** START OF Material to process **

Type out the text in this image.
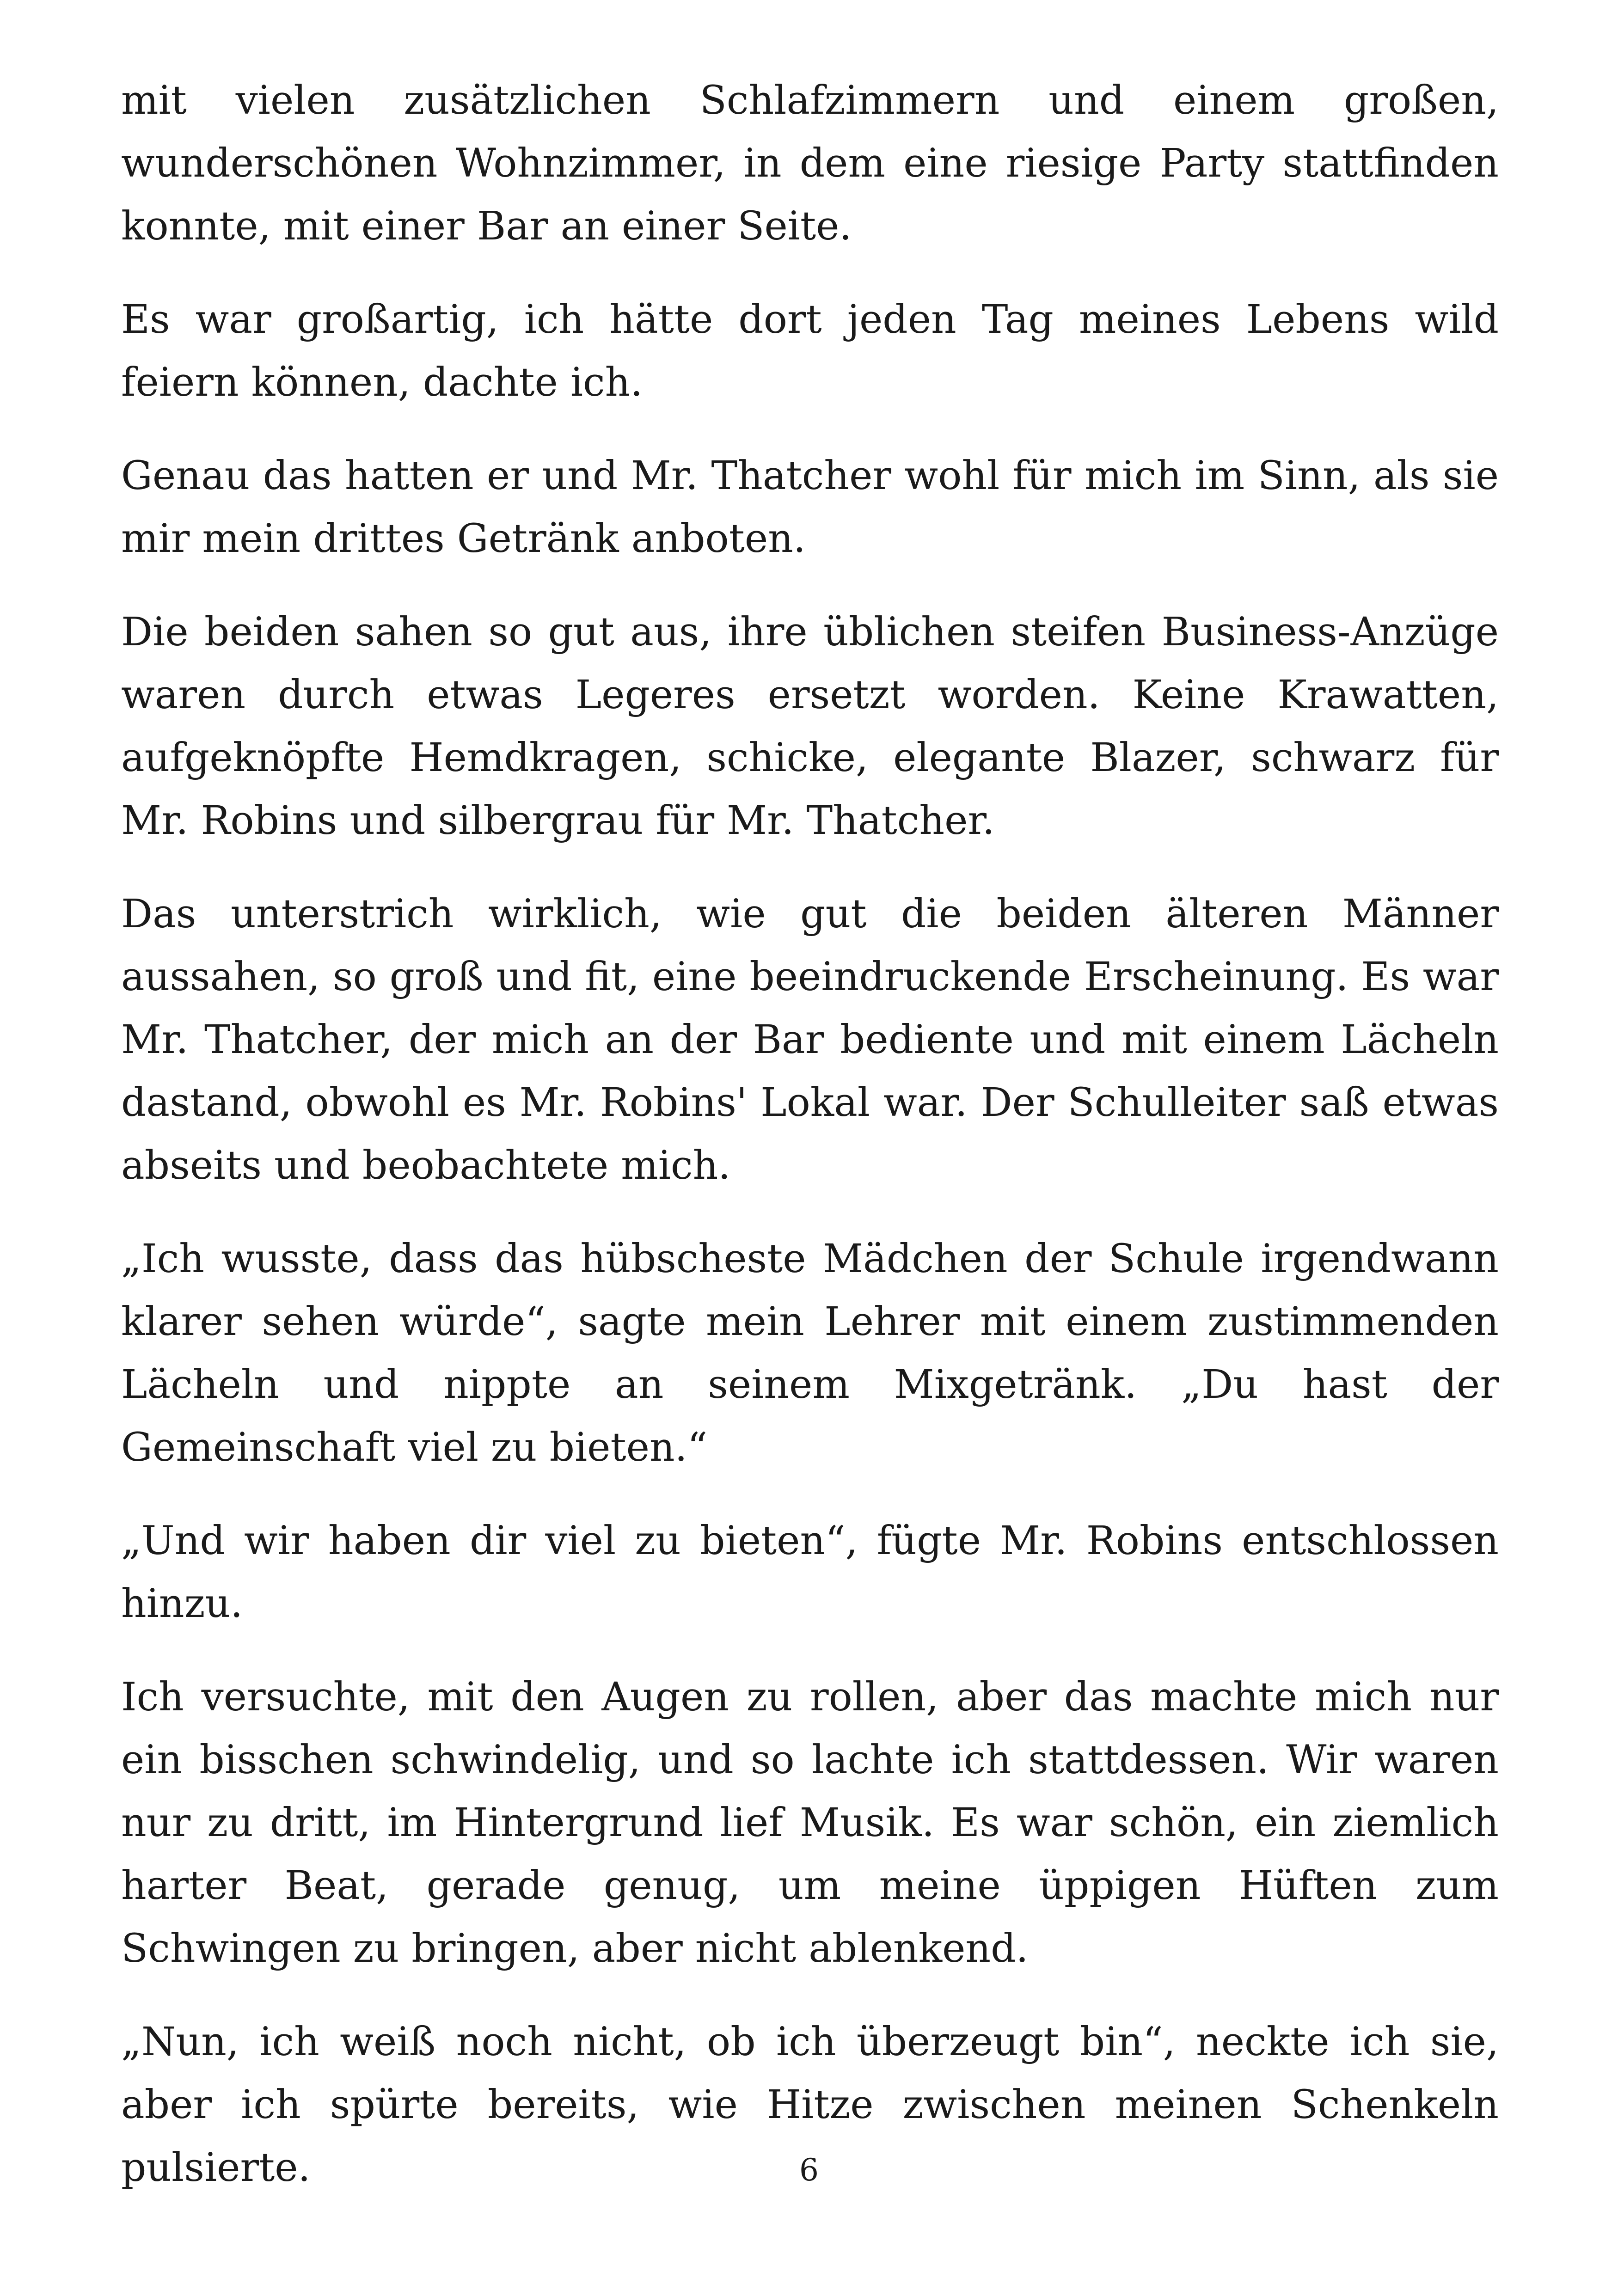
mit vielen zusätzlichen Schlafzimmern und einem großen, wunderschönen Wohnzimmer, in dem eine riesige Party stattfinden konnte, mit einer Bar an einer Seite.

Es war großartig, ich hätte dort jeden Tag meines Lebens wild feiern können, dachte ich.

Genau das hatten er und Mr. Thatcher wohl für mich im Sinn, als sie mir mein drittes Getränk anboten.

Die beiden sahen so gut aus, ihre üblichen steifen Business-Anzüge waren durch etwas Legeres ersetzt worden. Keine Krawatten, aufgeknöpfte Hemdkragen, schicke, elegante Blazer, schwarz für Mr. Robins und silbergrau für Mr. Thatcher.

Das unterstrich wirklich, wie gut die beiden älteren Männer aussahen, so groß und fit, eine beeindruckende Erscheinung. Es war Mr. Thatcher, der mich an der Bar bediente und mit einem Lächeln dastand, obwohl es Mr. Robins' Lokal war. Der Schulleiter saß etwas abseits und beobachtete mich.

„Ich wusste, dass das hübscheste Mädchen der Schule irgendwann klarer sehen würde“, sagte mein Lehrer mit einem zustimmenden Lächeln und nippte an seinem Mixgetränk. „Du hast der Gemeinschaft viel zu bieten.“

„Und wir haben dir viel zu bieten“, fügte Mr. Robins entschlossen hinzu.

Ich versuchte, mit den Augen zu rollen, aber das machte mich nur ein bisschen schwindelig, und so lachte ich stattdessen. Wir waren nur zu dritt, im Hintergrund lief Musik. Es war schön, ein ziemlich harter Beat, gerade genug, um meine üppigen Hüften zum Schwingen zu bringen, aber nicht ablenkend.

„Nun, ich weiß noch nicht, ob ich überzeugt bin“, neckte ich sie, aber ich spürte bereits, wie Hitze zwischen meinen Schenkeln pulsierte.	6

** END OF Material to process **
** START OF Material to process **

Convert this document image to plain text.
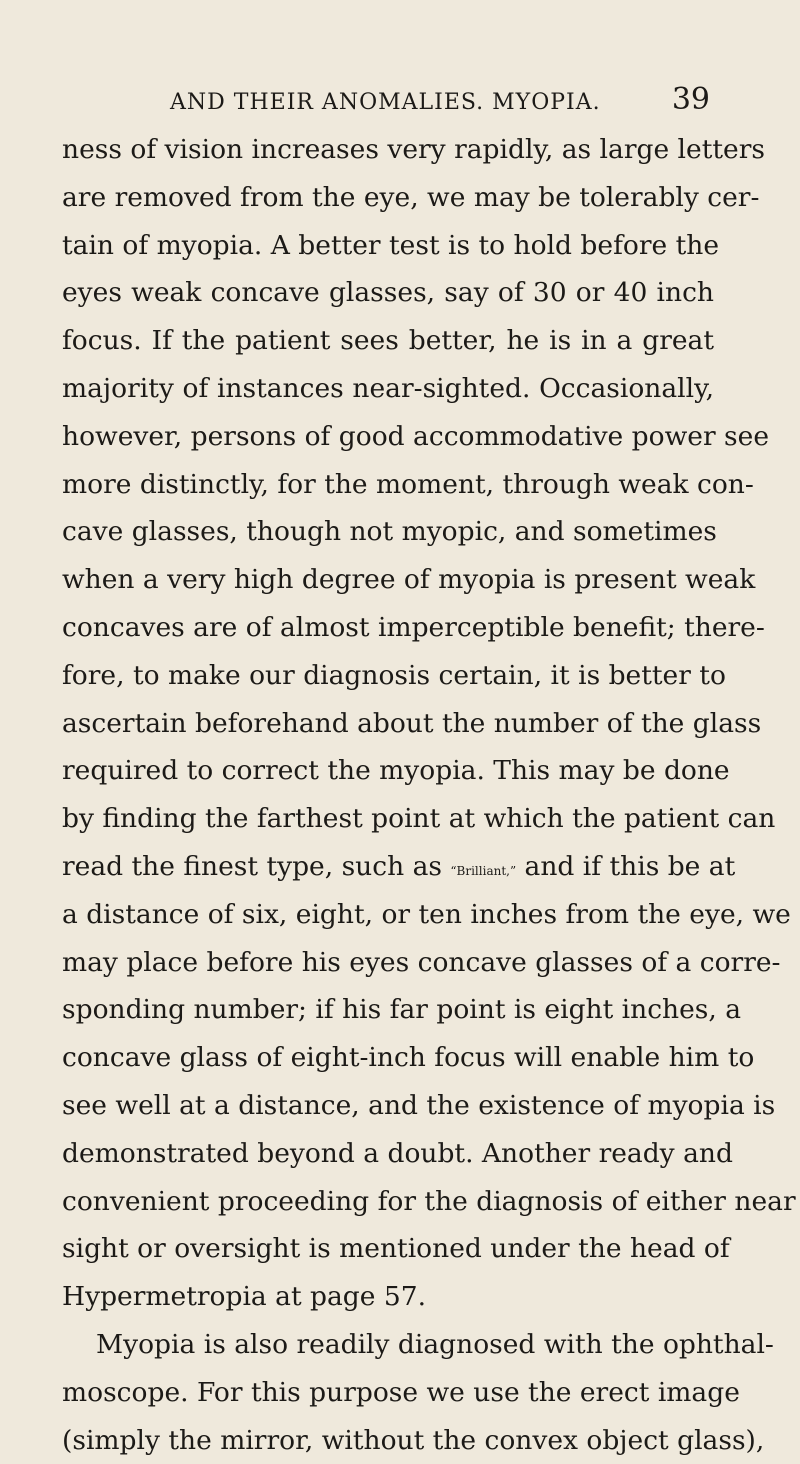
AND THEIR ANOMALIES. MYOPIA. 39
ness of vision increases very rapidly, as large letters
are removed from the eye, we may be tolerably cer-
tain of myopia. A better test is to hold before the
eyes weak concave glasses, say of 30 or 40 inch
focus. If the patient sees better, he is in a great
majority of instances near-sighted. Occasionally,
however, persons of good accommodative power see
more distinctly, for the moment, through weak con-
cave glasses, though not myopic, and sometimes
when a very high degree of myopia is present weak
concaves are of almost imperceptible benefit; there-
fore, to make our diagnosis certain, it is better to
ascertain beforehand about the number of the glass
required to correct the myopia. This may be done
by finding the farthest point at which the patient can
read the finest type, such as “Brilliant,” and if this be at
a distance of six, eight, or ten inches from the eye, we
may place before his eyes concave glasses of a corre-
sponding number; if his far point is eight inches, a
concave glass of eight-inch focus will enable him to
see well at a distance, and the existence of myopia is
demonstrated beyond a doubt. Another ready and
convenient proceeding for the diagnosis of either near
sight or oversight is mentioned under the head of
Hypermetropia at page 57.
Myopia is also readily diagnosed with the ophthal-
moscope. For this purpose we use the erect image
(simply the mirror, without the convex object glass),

** END OF Material to process **
** START OF Material to process **

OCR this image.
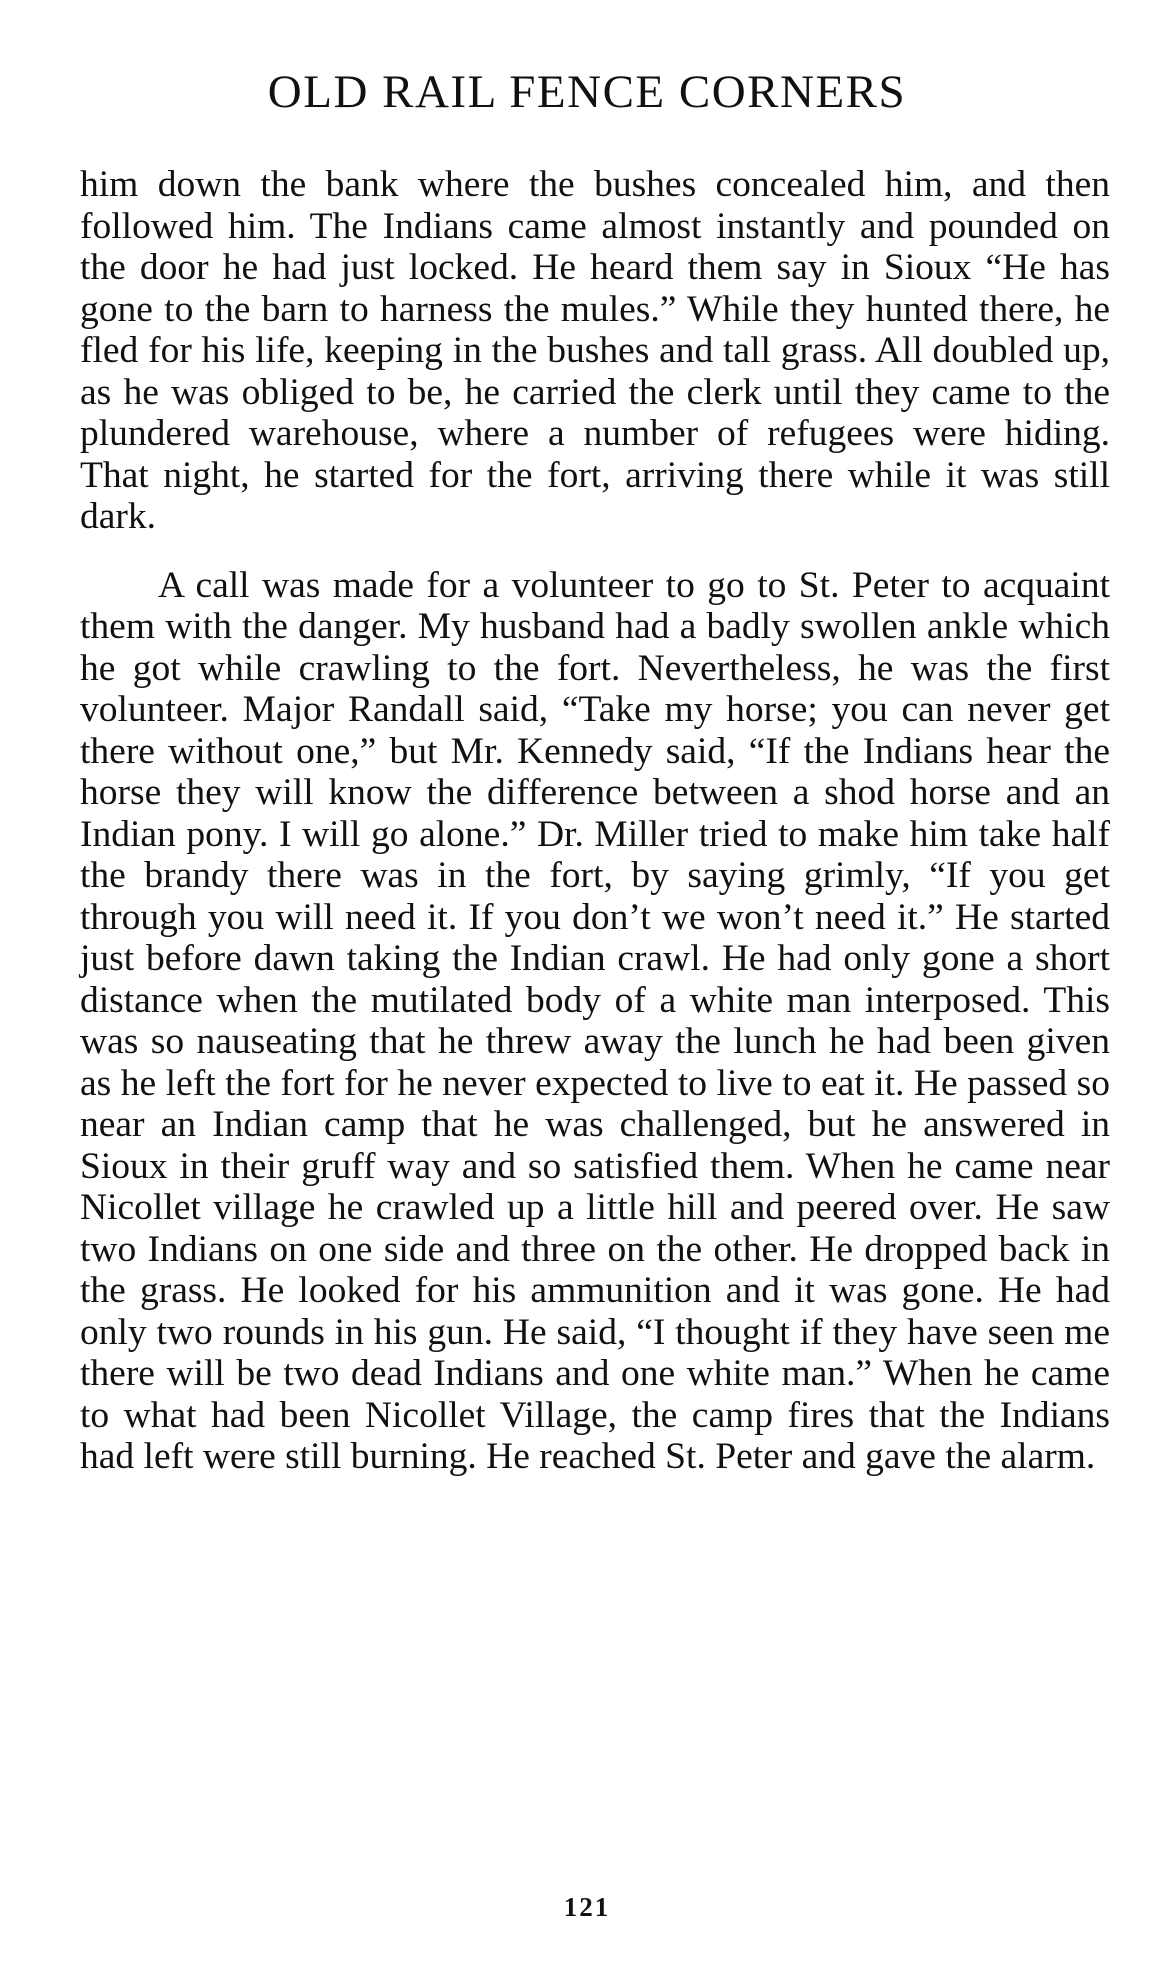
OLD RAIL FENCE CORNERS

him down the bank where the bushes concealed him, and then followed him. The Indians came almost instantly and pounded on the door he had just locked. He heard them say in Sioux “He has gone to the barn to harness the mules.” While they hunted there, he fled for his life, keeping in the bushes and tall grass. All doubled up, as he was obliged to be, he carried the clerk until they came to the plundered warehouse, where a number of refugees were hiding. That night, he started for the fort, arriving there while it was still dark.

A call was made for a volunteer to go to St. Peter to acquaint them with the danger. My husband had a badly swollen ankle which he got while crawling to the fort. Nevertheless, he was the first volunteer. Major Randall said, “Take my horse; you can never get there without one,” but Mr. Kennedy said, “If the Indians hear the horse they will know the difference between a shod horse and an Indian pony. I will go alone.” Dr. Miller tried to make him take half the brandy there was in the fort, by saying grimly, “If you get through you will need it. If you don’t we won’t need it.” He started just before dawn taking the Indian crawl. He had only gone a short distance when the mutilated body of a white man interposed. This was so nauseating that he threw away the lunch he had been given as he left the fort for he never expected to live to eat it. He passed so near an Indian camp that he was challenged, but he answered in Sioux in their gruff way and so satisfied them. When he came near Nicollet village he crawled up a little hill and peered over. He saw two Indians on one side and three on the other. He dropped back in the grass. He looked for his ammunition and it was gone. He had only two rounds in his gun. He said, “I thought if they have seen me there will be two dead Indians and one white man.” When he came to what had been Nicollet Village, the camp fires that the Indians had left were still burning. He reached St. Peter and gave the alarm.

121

** END OF Material to process **

__Problem description__. Show, from the listing above, each line that contains the word "text".

__Response__.
Type out the text in this image.
Convert this document image to plain text.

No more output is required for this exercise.